Reproduce the items below, substituting "Realtek HD Audio" for every occurrence of "Realtek High Definition Audio" and leaving all other text unchanged. Omit the pictures from the output.

━━ Input records ━━

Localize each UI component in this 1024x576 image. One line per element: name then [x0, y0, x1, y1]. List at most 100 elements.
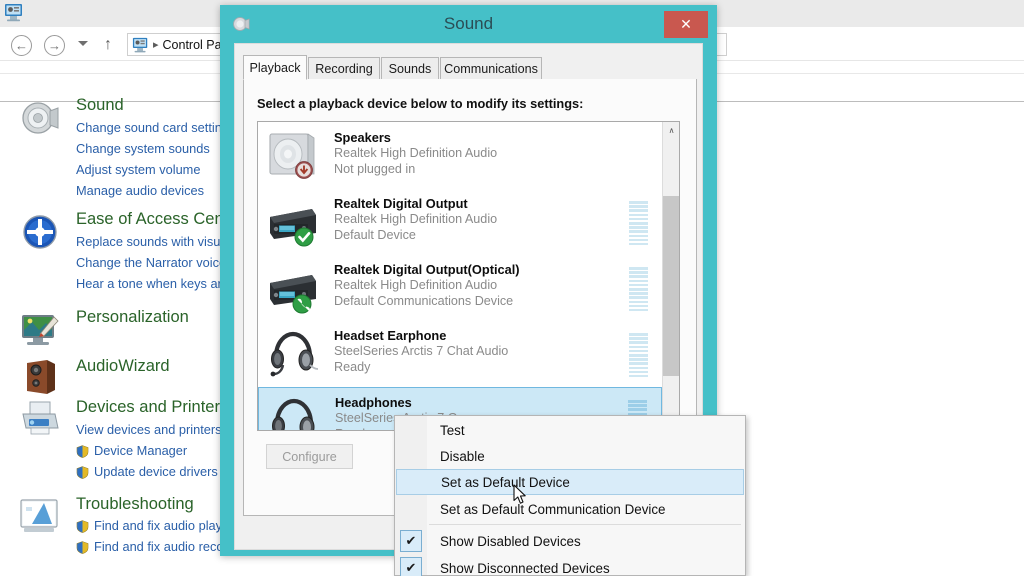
- device-name: Speakers: [334, 130, 391, 145]
- breadcrumb-control-panel-icon: [132, 37, 148, 52]
- checkmark-icon: ✔: [400, 557, 422, 576]
- context-menu-item-label: Show Disabled Devices: [440, 533, 581, 549]
- device-driver: Realtek High Definition Audio: [334, 212, 498, 226]
- tab-label: Playback: [249, 60, 301, 75]
- device-driver: Realtek High Definition Audio: [334, 278, 498, 292]
- configure-button[interactable]: Configure: [266, 444, 353, 469]
- volume-meter: [629, 267, 648, 313]
- cp-link[interactable]: Adjust system volume: [76, 162, 200, 177]
- context-menu-divider: [429, 524, 741, 525]
- context-menu-item-label: Test: [440, 422, 465, 438]
- tab-label: Sounds: [388, 61, 432, 76]
- context-menu-item-label: Disable: [440, 448, 485, 464]
- digital-output-icon: [270, 275, 316, 314]
- device-name: Realtek Digital Output: [334, 196, 468, 211]
- troubleshooting-icon: [20, 499, 58, 532]
- tab-communications[interactable]: Communications: [440, 57, 542, 80]
- breadcrumb-separator-icon: ▸: [153, 39, 159, 51]
- playback-device-list[interactable]: Speakers Realtek High Definition Audio N…: [257, 121, 680, 431]
- configure-button-label: Configure: [282, 449, 337, 464]
- context-menu-item-show-disabled-devices[interactable]: ✔ Show Disabled Devices: [396, 528, 744, 554]
- cp-link[interactable]: View devices and printers: [76, 422, 222, 437]
- device-state: Default Communications Device: [334, 294, 514, 308]
- up-button[interactable]: ↑: [104, 37, 112, 53]
- context-menu-item-test[interactable]: Test: [396, 417, 744, 443]
- cp-link[interactable]: Manage audio devices: [76, 183, 204, 198]
- volume-meter: [629, 333, 648, 379]
- device-name: Headset Earphone: [334, 328, 447, 343]
- cp-link[interactable]: Change the Narrator voice: [76, 255, 226, 270]
- device-row-realtek-digital-output-optical[interactable]: Realtek Digital Output(Optical) Realtek …: [258, 255, 662, 321]
- back-button[interactable]: ←: [11, 35, 32, 56]
- up-arrow-icon: ↑: [104, 36, 112, 53]
- tab-label: Communications: [444, 61, 538, 76]
- cp-group-title[interactable]: Sound: [76, 96, 124, 115]
- context-menu-item-show-disconnected-devices[interactable]: ✔ Show Disconnected Devices: [396, 555, 744, 576]
- chevron-up-icon: ∧: [668, 126, 675, 135]
- instruction-label: Select a playback device below to modify…: [257, 96, 584, 111]
- close-button[interactable]: ✕: [664, 11, 708, 38]
- tab-strip: Playback Recording Sounds Communications: [243, 55, 697, 80]
- device-name: Headphones: [335, 395, 412, 410]
- audiowizard-icon: [27, 360, 55, 394]
- personalization-icon: [22, 315, 59, 345]
- headset-icon: [270, 331, 319, 377]
- device-state: Ready: [335, 427, 371, 430]
- tab-label: Recording: [315, 61, 373, 76]
- cp-link-label: Update device drivers: [94, 464, 218, 479]
- speaker-icon: [22, 102, 59, 134]
- forward-button[interactable]: →: [44, 35, 65, 56]
- device-name: Realtek Digital Output(Optical): [334, 262, 520, 277]
- cp-link[interactable]: Update device drivers: [76, 464, 218, 479]
- context-menu-item-label: Set as Default Communication Device: [440, 501, 666, 517]
- back-arrow-icon: ←: [15, 38, 28, 53]
- screen: ← → ↑ ▸ Control Panel ▸ All Control Pane…: [0, 0, 1024, 576]
- cp-group-title[interactable]: Devices and Printers: [76, 398, 228, 417]
- cp-group-title[interactable]: Personalization: [76, 308, 189, 327]
- context-menu-item-label: Set as Default Device: [441, 474, 570, 490]
- device-state: Default Device: [334, 228, 416, 242]
- device-state: Not plugged in: [334, 162, 416, 176]
- checkmark-icon: ✔: [400, 530, 422, 552]
- cp-link[interactable]: Change system sounds: [76, 141, 210, 156]
- sound-dialog-title: Sound: [443, 14, 494, 33]
- device-row-headset-earphone[interactable]: Headset Earphone SteelSeries Arctis 7 Ch…: [258, 321, 662, 387]
- tab-sounds[interactable]: Sounds: [381, 57, 439, 80]
- device-state: Ready: [334, 360, 371, 374]
- shield-icon: [76, 541, 89, 554]
- device-row-speakers[interactable]: Speakers Realtek High Definition Audio N…: [258, 123, 662, 189]
- cp-group-title[interactable]: AudioWizard: [76, 357, 170, 376]
- devices-printers-icon: [22, 401, 59, 435]
- context-menu-item-set-as-default-communication-device[interactable]: Set as Default Communication Device: [396, 496, 744, 522]
- ease-of-access-icon: [23, 215, 57, 249]
- shield-icon: [76, 520, 89, 533]
- scroll-up-button[interactable]: ∧: [663, 122, 679, 139]
- cp-link[interactable]: Change sound card settings: [76, 120, 235, 135]
- device-row-realtek-digital-output[interactable]: Realtek Digital Output Realtek High Defi…: [258, 189, 662, 255]
- context-menu-item-disable[interactable]: Disable: [396, 443, 744, 469]
- device-driver: SteelSeries Arctis 7 Chat Audio: [334, 344, 509, 358]
- shield-icon: [76, 466, 89, 479]
- forward-arrow-icon: →: [48, 38, 61, 53]
- digital-output-icon: [270, 209, 316, 247]
- cp-link[interactable]: Device Manager: [76, 443, 187, 458]
- scrollbar-thumb[interactable]: [663, 196, 679, 376]
- cp-group-title[interactable]: Troubleshooting: [76, 495, 194, 514]
- tab-recording[interactable]: Recording: [308, 57, 380, 80]
- close-icon: ✕: [680, 16, 692, 32]
- context-menu-item-set-as-default-device[interactable]: Set as Default Device: [396, 469, 744, 495]
- device-driver: Realtek High Definition Audio: [334, 146, 498, 160]
- speaker-device-icon: [269, 133, 315, 179]
- tab-playback[interactable]: Playback: [243, 55, 307, 80]
- context-menu-item-label: Show Disconnected Devices: [440, 560, 610, 576]
- headphones-icon: [272, 398, 315, 430]
- device-context-menu[interactable]: Test Disable Set as Default Device Set a…: [394, 415, 746, 576]
- shield-icon: [76, 445, 89, 458]
- volume-meter: [629, 201, 648, 247]
- mouse-pointer: [513, 484, 526, 504]
- device-list-scrollbar[interactable]: ∧: [662, 122, 679, 430]
- cp-link-label: Device Manager: [94, 443, 188, 458]
- cp-group-title[interactable]: Ease of Access Center: [76, 210, 243, 229]
- control-panel-icon: [5, 4, 22, 22]
- recent-locations-icon[interactable]: [78, 41, 88, 46]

━━━

Answer for the task:
Localize each UI component in this 1024x576 image. One line per element: name then [x0, y0, x1, y1]. List at most 100 elements.
- device-name: Speakers: [334, 130, 391, 145]
- breadcrumb-control-panel-icon: [132, 37, 148, 52]
- checkmark-icon: ✔: [400, 557, 422, 576]
- context-menu-item-label: Show Disabled Devices: [440, 533, 581, 549]
- device-driver: Realtek HD Audio: [334, 212, 498, 226]
- tab-label: Playback: [249, 60, 301, 75]
- device-driver: Realtek HD Audio: [334, 278, 498, 292]
- configure-button[interactable]: Configure: [266, 444, 353, 469]
- volume-meter: [629, 267, 648, 313]
- cp-link[interactable]: Adjust system volume: [76, 162, 200, 177]
- context-menu-divider: [429, 524, 741, 525]
- context-menu-item-label: Test: [440, 422, 465, 438]
- tab-label: Sounds: [388, 61, 432, 76]
- context-menu-item-label: Disable: [440, 448, 485, 464]
- digital-output-icon: [270, 275, 316, 314]
- device-name: Realtek Digital Output: [334, 196, 468, 211]
- troubleshooting-icon: [20, 499, 58, 532]
- tab-communications[interactable]: Communications: [440, 57, 542, 80]
- breadcrumb-separator-icon: ▸: [153, 39, 159, 51]
- playback-device-list[interactable]: Speakers Realtek HD Audio N…: [257, 121, 680, 431]
- configure-button-label: Configure: [282, 449, 337, 464]
- context-menu-item-show-disabled-devices[interactable]: ✔ Show Disabled Devices: [396, 528, 744, 554]
- cp-link[interactable]: View devices and printers: [76, 422, 222, 437]
- device-state: Default Communications Device: [334, 294, 514, 308]
- up-button[interactable]: ↑: [104, 37, 112, 53]
- context-menu-item-test[interactable]: Test: [396, 417, 744, 443]
- cp-link[interactable]: Manage audio devices: [76, 183, 204, 198]
- volume-meter: [629, 333, 648, 379]
- device-name: Headset Earphone: [334, 328, 447, 343]
- cp-link[interactable]: Change the Narrator voice: [76, 255, 226, 270]
- device-row-realtek-digital-output-optical[interactable]: Realtek Digital Output(Optical) Realtek …: [258, 255, 662, 321]
- back-button[interactable]: ←: [11, 35, 32, 56]
- up-arrow-icon: ↑: [104, 36, 112, 53]
- tab-label: Communications: [444, 61, 538, 76]
- cp-group-title[interactable]: Sound: [76, 96, 124, 115]
- context-menu-item-show-disconnected-devices[interactable]: ✔ Show Disconnected Devices: [396, 555, 744, 576]
- chevron-up-icon: ∧: [668, 126, 675, 135]
- instruction-label: Select a playback device below to modify…: [257, 96, 584, 111]
- close-button[interactable]: ✕: [664, 11, 708, 38]
- tab-strip: Playback Recording Sounds Communications: [243, 55, 697, 80]
- device-name: Headphones: [335, 395, 412, 410]
- audiowizard-icon: [27, 360, 55, 394]
- personalization-icon: [22, 315, 59, 345]
- headset-icon: [270, 331, 319, 377]
- device-state: Ready: [335, 427, 371, 430]
- tab-label: Recording: [315, 61, 373, 76]
- cp-link-label: Update device drivers: [94, 464, 218, 479]
- speaker-icon: [22, 102, 59, 134]
- forward-button[interactable]: →: [44, 35, 65, 56]
- device-name: Realtek Digital Output(Optical): [334, 262, 520, 277]
- cp-link[interactable]: Update device drivers: [76, 464, 218, 479]
- context-menu-item-label: Set as Default Communication Device: [440, 501, 666, 517]
- back-arrow-icon: ←: [15, 38, 28, 53]
- screen: ← → ↑ ▸ Control Panel ▸ All Control Pane…: [0, 0, 1024, 576]
- cp-group-title[interactable]: Devices and Printers: [76, 398, 228, 417]
- cp-group-title[interactable]: Personalization: [76, 308, 189, 327]
- context-menu-item-label: Set as Default Device: [441, 474, 570, 490]
- device-state: Default Device: [334, 228, 416, 242]
- device-state: Not plugged in: [334, 162, 416, 176]
- checkmark-icon: ✔: [400, 530, 422, 552]
- cp-link[interactable]: Change system sounds: [76, 141, 210, 156]
- sound-dialog-title: Sound: [443, 14, 494, 33]
- device-row-headset-earphone[interactable]: Headset Earphone SteelSeries Arctis 7 Ch…: [258, 321, 662, 387]
- tab-sounds[interactable]: Sounds: [381, 57, 439, 80]
- device-state: Ready: [334, 360, 371, 374]
- shield-icon: [76, 541, 89, 554]
- device-row-speakers[interactable]: Speakers Realtek HD Audio N…: [258, 123, 662, 189]
- cp-group-title[interactable]: AudioWizard: [76, 357, 170, 376]
- devices-printers-icon: [22, 401, 59, 435]
- context-menu-item-set-as-default-communication-device[interactable]: Set as Default Communication Device: [396, 496, 744, 522]
- ease-of-access-icon: [23, 215, 57, 249]
- shield-icon: [76, 520, 89, 533]
- scroll-up-button[interactable]: ∧: [663, 122, 679, 139]
- cp-link[interactable]: Change sound card settings: [76, 120, 235, 135]
- device-row-realtek-digital-output[interactable]: Realtek Digital Output Realtek High Defi…: [258, 189, 662, 255]
- context-menu-item-disable[interactable]: Disable: [396, 443, 744, 469]
- device-driver: SteelSeries Arctis 7 Chat Audio: [334, 344, 509, 358]
- shield-icon: [76, 466, 89, 479]
- forward-arrow-icon: →: [48, 38, 61, 53]
- digital-output-icon: [270, 209, 316, 247]
- cp-link[interactable]: Device Manager: [76, 443, 187, 458]
- scrollbar-thumb[interactable]: [663, 196, 679, 376]
- cp-group-title[interactable]: Troubleshooting: [76, 495, 194, 514]
- tab-recording[interactable]: Recording: [308, 57, 380, 80]
- close-icon: ✕: [680, 16, 692, 32]
- context-menu-item-set-as-default-device[interactable]: Set as Default Device: [396, 469, 744, 495]
- device-driver: Realtek HD Audio: [334, 146, 498, 160]
- speaker-device-icon: [269, 133, 315, 179]
- tab-playback[interactable]: Playback: [243, 55, 307, 80]
- context-menu-item-label: Show Disconnected Devices: [440, 560, 610, 576]
- headphones-icon: [272, 398, 315, 430]
- device-context-menu[interactable]: Test Disable Set as Default Device Set a…: [394, 415, 746, 576]
- shield-icon: [76, 445, 89, 458]
- volume-meter: [629, 201, 648, 247]
- mouse-pointer: [513, 484, 526, 504]
- device-list-scrollbar[interactable]: ∧: [662, 122, 679, 430]
- cp-link-label: Device Manager: [94, 443, 188, 458]
- cp-group-title[interactable]: Ease of Access Center: [76, 210, 243, 229]
- control-panel-icon: [5, 4, 22, 22]
- recent-locations-icon[interactable]: [78, 41, 88, 46]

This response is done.